__STATED PROBLEM__. Convert the listing, from its first line through the line containing "cell-out-dia: 9.2: [427, 677, 578, 716]", into a Markdown table with the columns Row and Entry, numbering each line and leaving out blank lines.

__DATA SUPPLIED__.
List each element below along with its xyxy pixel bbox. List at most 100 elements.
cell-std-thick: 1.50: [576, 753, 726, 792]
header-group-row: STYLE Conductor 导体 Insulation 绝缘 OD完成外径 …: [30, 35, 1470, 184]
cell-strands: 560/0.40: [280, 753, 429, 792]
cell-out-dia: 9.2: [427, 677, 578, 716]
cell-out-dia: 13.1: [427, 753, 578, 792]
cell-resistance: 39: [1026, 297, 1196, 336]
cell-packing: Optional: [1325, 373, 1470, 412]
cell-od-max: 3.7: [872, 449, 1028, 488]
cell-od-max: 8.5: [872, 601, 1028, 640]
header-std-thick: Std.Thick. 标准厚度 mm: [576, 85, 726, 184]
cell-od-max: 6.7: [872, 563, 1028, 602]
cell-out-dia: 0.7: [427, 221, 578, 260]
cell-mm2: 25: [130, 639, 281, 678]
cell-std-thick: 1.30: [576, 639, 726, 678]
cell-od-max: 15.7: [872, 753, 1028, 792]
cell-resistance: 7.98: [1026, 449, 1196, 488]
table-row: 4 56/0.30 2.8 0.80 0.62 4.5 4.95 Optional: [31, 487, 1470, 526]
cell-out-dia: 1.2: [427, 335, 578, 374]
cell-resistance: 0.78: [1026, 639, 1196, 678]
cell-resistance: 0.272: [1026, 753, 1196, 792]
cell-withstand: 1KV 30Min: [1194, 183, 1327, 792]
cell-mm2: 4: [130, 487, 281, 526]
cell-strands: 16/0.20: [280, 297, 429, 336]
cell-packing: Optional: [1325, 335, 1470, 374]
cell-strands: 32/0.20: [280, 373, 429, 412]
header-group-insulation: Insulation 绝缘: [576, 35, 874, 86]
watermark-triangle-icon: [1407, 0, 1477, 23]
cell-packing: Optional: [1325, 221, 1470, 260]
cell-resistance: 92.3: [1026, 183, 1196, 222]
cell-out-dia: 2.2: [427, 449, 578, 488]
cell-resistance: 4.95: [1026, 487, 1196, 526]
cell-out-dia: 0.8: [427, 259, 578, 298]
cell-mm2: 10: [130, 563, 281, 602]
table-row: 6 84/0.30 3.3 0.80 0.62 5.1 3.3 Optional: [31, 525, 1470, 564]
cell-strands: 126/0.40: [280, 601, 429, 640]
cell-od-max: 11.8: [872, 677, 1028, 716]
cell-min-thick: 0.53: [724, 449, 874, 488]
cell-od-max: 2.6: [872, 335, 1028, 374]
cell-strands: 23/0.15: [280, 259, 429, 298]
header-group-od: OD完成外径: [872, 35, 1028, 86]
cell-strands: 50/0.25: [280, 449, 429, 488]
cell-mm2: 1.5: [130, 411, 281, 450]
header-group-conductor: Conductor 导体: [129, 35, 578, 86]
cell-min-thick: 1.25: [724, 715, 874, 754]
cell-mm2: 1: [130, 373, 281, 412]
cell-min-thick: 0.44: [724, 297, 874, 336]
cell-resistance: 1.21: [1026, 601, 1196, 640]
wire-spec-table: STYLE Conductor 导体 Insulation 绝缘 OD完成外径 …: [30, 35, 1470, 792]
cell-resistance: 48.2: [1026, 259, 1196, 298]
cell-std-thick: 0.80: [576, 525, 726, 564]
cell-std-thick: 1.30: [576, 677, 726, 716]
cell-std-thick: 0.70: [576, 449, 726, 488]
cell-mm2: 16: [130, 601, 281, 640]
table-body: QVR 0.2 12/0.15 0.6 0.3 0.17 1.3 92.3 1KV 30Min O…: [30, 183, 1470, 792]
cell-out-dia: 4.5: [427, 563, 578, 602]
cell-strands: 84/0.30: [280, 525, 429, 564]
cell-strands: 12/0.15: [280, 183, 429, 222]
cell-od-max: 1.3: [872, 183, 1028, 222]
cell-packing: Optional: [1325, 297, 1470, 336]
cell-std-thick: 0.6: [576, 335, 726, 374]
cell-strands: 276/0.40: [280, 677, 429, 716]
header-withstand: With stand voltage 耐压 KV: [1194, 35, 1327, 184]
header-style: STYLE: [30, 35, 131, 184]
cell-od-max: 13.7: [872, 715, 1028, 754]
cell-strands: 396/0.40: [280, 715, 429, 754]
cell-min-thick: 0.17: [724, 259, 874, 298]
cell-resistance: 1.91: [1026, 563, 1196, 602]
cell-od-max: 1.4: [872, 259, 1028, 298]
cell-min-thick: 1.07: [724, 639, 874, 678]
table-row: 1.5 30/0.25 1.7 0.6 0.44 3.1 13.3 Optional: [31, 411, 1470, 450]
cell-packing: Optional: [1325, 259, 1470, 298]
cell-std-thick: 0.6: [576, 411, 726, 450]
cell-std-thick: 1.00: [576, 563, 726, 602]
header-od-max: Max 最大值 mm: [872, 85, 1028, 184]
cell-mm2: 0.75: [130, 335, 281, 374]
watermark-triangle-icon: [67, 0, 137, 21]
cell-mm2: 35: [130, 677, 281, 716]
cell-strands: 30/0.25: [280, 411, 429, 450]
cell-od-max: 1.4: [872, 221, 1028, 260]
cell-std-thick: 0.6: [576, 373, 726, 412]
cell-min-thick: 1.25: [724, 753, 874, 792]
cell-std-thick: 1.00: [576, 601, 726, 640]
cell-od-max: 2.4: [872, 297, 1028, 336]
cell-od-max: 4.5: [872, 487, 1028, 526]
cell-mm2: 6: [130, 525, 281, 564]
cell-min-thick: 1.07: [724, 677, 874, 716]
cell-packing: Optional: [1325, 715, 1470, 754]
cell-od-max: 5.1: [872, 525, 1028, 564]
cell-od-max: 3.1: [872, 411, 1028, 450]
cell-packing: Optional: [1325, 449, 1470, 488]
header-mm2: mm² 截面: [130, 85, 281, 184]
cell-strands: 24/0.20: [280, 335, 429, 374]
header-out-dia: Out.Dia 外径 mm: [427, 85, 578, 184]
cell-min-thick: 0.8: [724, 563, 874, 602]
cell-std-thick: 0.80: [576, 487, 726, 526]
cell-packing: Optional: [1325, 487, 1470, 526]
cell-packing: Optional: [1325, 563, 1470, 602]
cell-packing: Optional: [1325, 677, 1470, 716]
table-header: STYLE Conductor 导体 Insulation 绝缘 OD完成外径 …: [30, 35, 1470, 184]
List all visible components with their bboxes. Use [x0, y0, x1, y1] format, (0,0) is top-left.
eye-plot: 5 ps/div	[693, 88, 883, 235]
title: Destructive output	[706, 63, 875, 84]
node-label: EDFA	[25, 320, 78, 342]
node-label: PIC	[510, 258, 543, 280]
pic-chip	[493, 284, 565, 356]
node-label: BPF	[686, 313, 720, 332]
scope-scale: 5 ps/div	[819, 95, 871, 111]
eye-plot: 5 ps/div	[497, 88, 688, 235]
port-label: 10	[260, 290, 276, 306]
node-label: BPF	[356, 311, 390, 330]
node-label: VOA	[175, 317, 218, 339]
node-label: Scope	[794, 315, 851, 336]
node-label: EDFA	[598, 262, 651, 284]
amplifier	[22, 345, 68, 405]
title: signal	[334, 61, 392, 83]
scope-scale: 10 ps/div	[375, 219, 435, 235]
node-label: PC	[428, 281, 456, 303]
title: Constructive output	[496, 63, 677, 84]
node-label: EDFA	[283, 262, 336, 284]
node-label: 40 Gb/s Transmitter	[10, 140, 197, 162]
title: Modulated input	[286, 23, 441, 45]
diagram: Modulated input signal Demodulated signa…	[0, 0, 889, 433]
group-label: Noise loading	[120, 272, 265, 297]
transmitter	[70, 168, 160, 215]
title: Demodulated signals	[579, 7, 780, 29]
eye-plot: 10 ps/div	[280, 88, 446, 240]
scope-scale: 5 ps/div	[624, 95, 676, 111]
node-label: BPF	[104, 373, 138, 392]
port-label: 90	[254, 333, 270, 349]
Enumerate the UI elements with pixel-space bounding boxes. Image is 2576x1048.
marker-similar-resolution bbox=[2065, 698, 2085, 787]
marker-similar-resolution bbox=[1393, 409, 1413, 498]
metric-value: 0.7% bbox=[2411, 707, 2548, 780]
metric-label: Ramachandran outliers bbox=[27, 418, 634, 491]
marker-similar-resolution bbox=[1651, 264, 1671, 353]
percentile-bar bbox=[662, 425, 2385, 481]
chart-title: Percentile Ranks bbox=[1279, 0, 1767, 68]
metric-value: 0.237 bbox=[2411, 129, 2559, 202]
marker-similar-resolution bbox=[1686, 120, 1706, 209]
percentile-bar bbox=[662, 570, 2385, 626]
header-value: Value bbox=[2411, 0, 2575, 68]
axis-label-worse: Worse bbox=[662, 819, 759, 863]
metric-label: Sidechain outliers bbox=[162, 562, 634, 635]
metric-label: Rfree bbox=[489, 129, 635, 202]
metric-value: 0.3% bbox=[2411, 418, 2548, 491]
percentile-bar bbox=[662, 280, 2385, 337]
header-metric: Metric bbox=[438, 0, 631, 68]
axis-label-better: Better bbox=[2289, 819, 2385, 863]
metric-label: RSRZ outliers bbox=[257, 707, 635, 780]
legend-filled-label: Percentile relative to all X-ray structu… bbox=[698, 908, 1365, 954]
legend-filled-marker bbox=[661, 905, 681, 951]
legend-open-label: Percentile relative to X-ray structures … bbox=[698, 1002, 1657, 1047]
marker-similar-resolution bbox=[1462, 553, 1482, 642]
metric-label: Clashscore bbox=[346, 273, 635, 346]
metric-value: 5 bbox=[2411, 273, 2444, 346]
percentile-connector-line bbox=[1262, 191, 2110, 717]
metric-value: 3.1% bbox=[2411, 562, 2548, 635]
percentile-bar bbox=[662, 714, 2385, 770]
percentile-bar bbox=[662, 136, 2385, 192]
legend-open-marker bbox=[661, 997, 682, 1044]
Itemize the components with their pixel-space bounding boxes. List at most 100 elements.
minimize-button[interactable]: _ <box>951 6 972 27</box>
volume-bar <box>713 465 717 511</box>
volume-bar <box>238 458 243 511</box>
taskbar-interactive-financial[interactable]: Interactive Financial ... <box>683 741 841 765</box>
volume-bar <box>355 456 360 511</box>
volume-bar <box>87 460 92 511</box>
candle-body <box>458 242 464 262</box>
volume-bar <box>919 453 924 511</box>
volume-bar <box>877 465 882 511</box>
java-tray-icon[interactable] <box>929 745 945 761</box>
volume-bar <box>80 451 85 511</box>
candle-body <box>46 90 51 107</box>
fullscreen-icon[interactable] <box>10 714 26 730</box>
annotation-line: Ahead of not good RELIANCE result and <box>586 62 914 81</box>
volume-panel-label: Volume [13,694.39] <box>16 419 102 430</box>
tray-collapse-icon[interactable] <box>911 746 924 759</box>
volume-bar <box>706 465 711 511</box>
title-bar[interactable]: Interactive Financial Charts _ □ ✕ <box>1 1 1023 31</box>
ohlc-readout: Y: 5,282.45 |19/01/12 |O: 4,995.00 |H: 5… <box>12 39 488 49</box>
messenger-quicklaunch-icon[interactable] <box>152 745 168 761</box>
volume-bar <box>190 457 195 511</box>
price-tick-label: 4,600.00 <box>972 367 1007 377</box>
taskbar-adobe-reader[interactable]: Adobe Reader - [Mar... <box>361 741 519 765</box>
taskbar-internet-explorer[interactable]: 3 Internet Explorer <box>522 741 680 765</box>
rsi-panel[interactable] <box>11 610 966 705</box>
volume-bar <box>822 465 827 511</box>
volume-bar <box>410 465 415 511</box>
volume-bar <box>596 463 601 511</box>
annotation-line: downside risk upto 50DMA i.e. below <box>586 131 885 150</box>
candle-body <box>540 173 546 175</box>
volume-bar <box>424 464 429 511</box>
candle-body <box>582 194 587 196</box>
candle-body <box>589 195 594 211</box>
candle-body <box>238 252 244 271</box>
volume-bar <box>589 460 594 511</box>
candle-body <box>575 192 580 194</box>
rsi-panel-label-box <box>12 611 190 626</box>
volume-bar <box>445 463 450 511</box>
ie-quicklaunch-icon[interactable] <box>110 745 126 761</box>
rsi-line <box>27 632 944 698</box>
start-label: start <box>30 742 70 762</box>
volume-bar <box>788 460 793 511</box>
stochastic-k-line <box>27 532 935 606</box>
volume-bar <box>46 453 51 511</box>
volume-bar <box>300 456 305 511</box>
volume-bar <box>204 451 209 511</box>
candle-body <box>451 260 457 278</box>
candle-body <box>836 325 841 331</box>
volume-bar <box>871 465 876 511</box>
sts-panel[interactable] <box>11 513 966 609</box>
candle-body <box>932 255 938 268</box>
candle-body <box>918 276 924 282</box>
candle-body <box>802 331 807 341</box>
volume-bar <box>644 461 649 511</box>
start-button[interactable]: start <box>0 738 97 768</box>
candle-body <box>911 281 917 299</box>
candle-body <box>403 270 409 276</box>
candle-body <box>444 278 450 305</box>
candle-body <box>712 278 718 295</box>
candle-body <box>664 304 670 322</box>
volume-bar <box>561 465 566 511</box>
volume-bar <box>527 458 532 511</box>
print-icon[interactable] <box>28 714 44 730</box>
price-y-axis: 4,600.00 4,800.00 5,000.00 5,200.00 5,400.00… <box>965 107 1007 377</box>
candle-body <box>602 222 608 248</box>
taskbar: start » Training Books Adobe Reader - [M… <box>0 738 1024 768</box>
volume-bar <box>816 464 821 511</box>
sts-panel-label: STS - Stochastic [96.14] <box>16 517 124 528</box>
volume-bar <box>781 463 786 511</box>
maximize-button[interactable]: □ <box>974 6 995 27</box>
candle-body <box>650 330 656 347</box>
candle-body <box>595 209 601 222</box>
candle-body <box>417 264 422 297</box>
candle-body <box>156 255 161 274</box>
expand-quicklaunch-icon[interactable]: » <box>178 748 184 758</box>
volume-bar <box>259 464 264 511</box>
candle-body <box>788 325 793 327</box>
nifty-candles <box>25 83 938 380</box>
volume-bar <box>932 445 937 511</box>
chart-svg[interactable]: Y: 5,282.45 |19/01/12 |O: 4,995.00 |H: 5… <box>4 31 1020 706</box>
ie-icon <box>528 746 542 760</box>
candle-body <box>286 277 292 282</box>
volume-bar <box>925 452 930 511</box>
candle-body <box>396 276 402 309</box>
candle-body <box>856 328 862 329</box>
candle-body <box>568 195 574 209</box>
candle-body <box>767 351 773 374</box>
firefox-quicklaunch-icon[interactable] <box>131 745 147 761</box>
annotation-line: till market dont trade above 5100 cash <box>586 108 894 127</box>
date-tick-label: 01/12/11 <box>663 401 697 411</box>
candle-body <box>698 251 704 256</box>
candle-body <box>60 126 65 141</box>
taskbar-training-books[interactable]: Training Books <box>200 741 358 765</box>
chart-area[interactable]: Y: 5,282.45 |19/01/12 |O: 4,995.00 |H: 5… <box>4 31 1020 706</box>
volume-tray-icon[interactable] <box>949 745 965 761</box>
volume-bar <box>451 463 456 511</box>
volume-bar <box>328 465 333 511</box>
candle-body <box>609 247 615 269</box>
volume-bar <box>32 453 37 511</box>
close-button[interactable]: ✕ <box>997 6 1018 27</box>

__FULL SOLUTION__.
| Row | Entry |
|---|---|
| 1 | List each element below along with its xyxy pixel bbox. List at most 100 elements. |
| 2 | cell-std-thick: 1.50: [576, 753, 726, 792] |
| 3 | header-group-row: STYLE Conductor 导体 Insulation 绝缘 OD完成外径 …: [30, 35, 1470, 184] |
| 4 | cell-strands: 560/0.40: [280, 753, 429, 792] |
| 5 | cell-out-dia: 9.2: [427, 677, 578, 716] |